Extracts from a graphics dataset
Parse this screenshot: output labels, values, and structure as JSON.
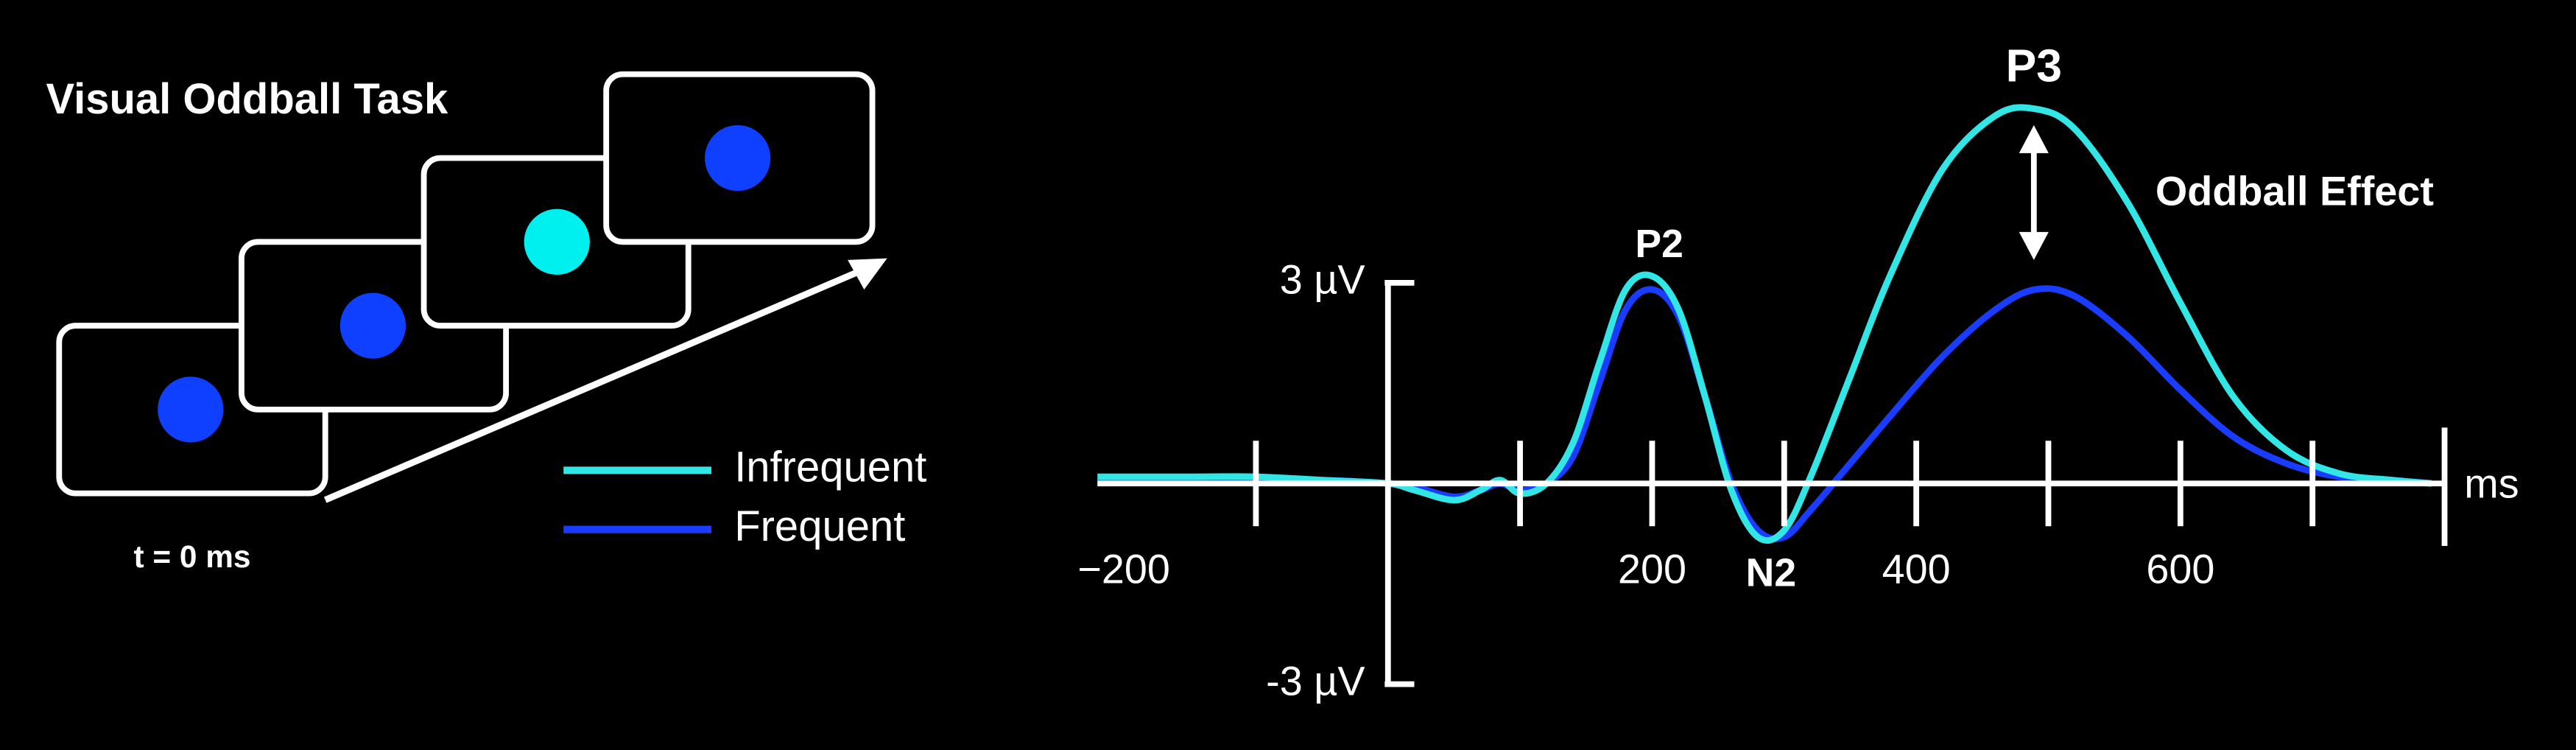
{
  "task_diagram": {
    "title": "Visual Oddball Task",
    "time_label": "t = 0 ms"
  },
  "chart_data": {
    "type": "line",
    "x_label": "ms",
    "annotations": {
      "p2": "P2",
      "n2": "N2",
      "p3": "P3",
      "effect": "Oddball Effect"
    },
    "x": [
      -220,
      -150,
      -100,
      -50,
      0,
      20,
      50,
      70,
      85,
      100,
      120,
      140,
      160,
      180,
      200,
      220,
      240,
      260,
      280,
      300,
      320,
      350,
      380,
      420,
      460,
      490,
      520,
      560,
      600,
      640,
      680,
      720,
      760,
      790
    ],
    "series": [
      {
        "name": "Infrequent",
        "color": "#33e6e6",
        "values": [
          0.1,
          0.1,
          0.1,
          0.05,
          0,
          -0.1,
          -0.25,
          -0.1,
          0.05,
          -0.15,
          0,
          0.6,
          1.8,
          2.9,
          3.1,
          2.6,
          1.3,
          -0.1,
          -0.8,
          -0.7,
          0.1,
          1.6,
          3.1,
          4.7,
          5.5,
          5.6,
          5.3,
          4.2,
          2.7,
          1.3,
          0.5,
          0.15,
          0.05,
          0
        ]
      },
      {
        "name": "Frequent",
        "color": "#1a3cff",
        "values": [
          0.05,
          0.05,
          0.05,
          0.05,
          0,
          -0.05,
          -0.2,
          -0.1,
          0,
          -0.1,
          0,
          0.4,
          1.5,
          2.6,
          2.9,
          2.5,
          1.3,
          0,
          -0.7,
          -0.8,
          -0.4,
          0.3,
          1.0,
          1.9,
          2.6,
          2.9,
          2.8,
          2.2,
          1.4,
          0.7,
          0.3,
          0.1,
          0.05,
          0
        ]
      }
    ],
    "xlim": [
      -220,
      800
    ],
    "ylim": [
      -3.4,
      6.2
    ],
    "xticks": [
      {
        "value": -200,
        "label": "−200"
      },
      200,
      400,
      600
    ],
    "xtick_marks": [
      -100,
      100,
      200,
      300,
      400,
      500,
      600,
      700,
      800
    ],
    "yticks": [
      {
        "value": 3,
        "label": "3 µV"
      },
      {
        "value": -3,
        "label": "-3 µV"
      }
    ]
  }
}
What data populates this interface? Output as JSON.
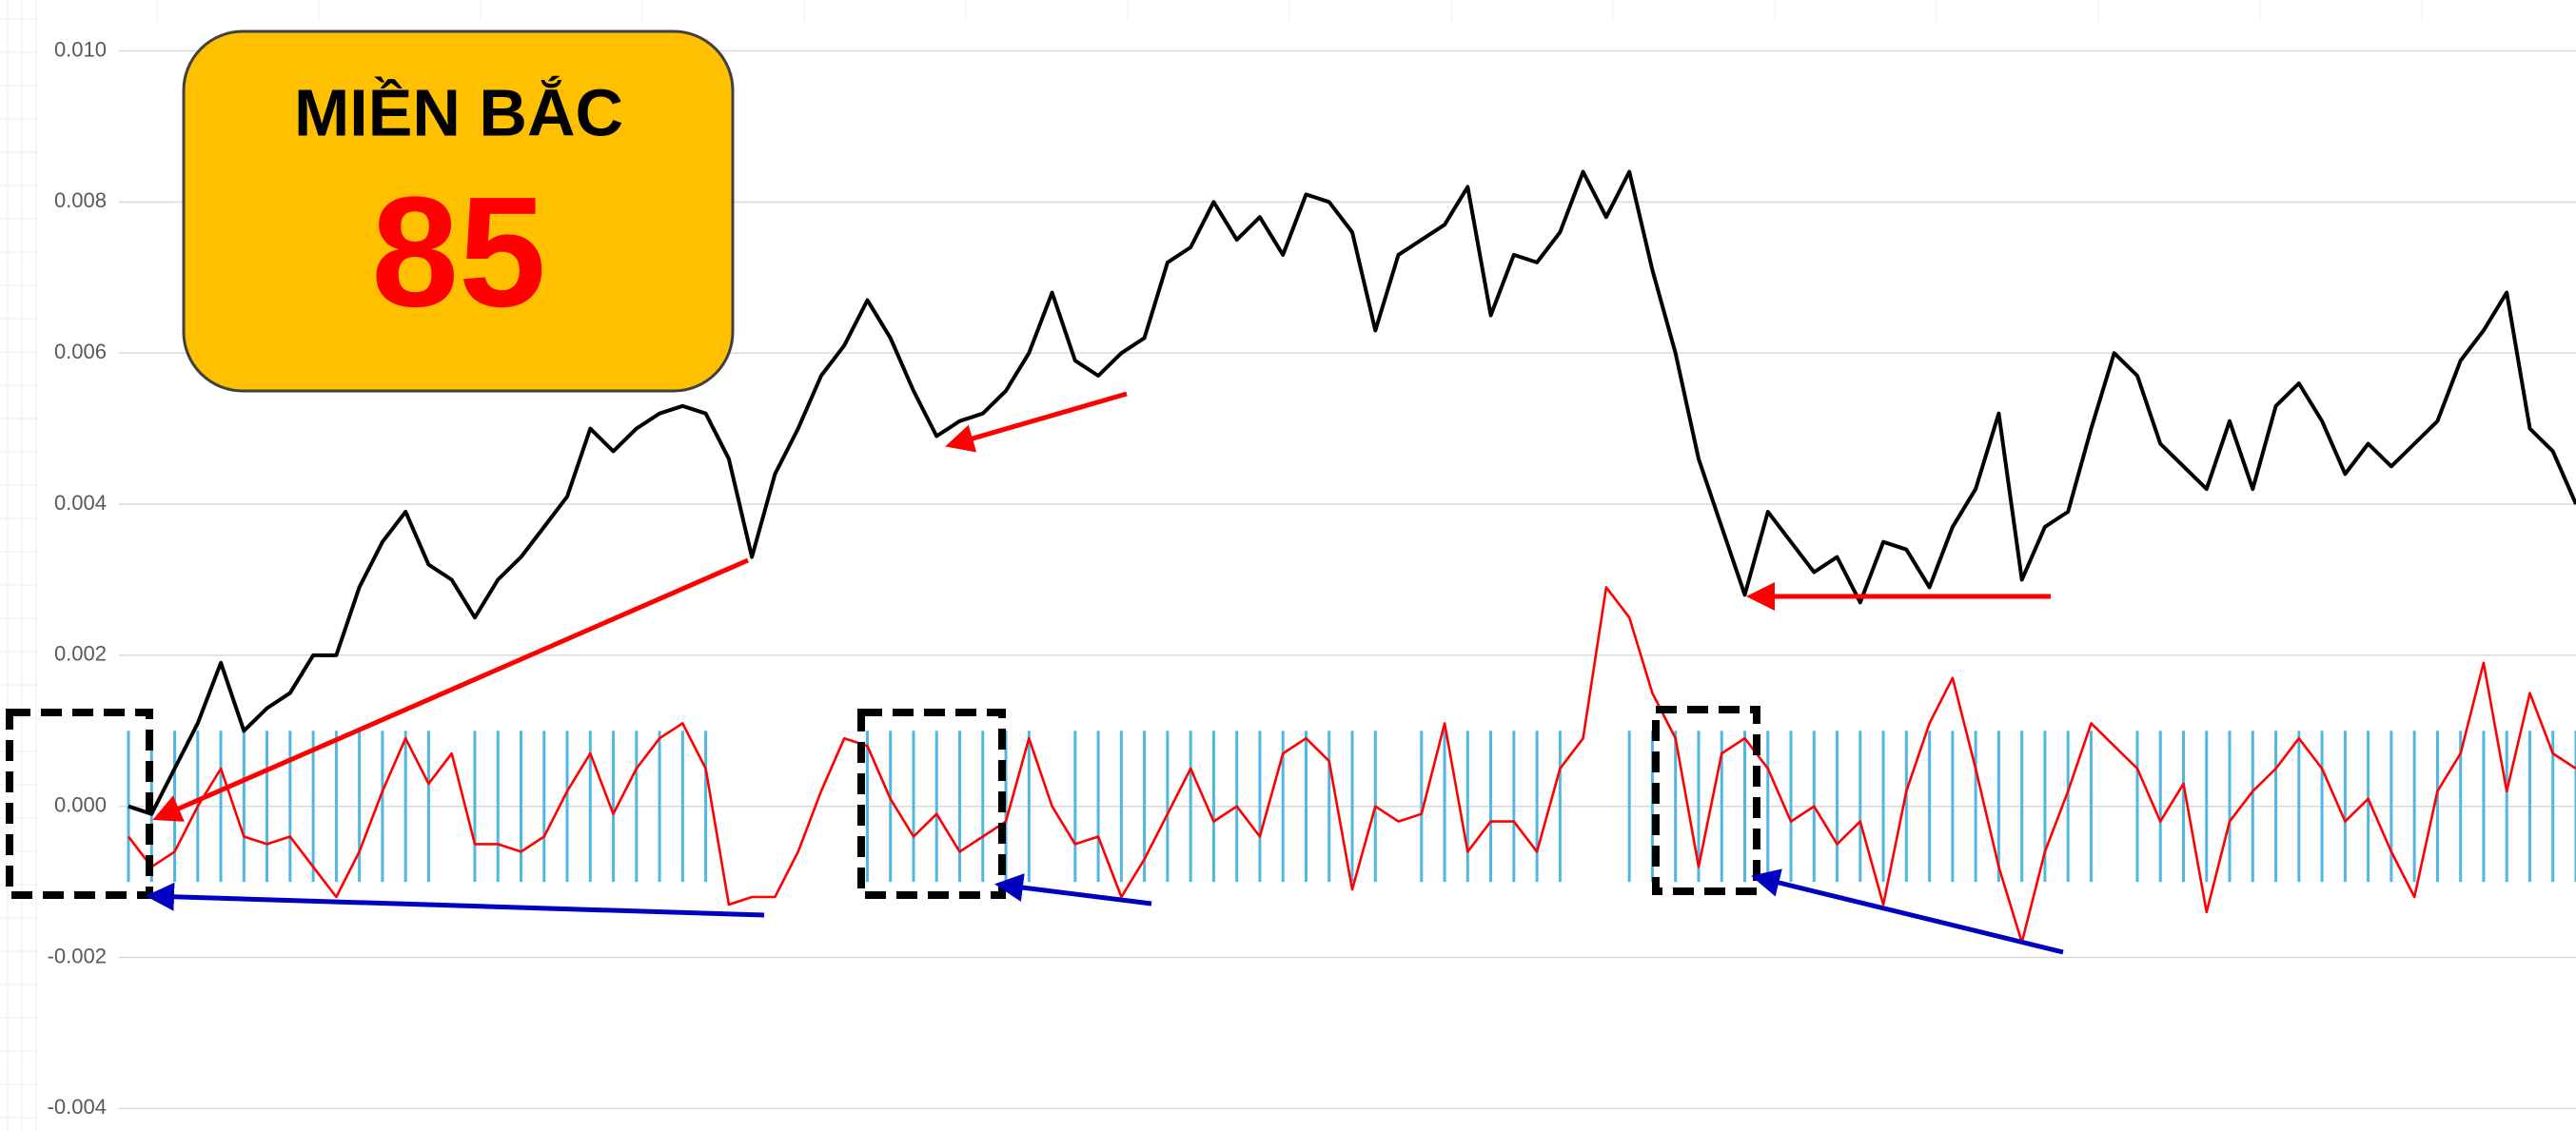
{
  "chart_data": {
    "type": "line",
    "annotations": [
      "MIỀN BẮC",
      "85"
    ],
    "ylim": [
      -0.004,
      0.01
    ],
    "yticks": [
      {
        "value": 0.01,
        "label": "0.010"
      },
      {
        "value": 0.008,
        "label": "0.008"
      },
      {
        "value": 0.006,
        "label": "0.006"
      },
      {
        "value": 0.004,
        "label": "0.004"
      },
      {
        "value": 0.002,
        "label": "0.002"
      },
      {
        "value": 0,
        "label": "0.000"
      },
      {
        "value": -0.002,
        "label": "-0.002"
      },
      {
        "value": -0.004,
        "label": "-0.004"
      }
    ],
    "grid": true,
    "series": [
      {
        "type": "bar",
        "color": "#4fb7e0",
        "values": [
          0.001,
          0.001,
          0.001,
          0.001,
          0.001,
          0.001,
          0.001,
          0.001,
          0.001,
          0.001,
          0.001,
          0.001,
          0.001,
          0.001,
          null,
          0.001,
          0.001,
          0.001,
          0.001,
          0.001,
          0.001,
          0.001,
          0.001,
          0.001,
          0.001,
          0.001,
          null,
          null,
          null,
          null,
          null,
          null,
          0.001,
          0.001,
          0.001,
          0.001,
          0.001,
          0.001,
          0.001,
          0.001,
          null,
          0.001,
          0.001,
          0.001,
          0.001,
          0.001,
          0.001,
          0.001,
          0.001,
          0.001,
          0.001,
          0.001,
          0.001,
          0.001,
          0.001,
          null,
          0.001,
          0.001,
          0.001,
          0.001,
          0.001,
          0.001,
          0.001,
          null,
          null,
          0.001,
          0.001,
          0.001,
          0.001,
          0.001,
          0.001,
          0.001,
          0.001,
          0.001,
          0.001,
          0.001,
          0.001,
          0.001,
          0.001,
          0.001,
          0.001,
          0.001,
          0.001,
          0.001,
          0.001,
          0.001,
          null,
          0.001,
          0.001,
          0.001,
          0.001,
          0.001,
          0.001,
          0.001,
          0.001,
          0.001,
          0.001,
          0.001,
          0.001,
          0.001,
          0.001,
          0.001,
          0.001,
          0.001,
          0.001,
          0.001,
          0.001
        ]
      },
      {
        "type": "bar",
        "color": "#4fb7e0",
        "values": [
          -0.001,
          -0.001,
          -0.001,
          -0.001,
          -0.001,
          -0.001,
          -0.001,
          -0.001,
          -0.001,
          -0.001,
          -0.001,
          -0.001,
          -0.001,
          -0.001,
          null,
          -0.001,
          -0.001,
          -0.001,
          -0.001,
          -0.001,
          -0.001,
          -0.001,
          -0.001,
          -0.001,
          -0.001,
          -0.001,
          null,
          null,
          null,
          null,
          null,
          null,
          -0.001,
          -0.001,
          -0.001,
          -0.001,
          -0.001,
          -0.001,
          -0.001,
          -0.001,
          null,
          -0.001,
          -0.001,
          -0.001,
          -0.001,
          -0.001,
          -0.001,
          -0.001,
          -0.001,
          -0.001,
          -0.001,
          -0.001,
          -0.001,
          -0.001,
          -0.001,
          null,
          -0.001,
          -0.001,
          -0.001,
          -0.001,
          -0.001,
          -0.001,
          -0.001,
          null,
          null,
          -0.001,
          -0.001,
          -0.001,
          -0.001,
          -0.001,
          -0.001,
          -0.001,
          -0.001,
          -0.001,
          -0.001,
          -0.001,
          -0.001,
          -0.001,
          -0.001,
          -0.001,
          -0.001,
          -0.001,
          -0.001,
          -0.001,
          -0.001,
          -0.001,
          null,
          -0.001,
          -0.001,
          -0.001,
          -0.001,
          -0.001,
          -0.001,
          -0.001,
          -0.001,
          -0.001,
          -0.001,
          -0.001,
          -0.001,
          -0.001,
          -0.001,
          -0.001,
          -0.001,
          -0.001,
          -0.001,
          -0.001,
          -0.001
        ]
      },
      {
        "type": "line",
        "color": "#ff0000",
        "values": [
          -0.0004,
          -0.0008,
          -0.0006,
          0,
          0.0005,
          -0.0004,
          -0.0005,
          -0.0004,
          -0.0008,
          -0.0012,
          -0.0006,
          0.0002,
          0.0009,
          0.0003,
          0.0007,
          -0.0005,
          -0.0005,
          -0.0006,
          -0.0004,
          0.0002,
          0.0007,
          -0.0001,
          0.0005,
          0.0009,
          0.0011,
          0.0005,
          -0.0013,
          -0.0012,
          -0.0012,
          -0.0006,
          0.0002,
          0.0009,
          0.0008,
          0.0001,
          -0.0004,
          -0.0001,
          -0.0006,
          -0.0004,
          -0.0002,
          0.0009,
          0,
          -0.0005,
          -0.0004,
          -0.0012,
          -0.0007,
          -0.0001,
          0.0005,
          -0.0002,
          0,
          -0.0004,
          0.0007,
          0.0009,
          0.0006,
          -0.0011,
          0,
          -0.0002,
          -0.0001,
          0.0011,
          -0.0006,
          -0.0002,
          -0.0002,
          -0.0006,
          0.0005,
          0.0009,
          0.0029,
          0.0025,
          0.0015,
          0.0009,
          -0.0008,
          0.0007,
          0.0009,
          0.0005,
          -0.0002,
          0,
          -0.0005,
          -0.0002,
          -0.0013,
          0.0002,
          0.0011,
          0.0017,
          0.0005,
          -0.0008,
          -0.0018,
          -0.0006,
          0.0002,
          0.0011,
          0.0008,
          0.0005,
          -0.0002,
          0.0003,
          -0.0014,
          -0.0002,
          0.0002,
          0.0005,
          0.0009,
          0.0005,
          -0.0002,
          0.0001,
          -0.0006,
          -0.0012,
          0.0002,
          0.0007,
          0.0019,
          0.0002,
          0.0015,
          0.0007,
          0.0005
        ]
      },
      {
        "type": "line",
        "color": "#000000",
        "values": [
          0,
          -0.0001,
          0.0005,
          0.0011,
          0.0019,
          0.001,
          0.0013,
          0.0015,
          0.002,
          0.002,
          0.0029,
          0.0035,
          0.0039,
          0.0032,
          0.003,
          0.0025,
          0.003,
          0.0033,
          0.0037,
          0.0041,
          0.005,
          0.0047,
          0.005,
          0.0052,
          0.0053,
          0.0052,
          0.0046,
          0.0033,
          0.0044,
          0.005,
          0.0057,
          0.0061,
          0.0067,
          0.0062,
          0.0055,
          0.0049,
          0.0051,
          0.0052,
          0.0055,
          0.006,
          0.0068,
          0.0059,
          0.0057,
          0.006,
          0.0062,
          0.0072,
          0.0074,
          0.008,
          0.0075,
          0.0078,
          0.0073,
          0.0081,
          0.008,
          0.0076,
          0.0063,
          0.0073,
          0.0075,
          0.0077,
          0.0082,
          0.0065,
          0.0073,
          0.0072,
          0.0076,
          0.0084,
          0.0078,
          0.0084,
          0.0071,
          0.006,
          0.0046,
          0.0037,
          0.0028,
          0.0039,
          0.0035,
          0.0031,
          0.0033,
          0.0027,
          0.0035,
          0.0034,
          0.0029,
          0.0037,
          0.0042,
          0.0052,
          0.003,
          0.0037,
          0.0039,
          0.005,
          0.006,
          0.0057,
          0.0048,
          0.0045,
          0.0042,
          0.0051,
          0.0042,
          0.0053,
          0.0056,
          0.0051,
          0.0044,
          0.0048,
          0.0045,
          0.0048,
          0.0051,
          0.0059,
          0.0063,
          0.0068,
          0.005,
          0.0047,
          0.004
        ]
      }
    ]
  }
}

**What is being asked**
Select from the material above each line in which the string "this" appears, and list those lines.

**Output of the exercise**
Parse this screenshot: output labels, values, and structure as JSON.
What data populates this interface? Output as JSON.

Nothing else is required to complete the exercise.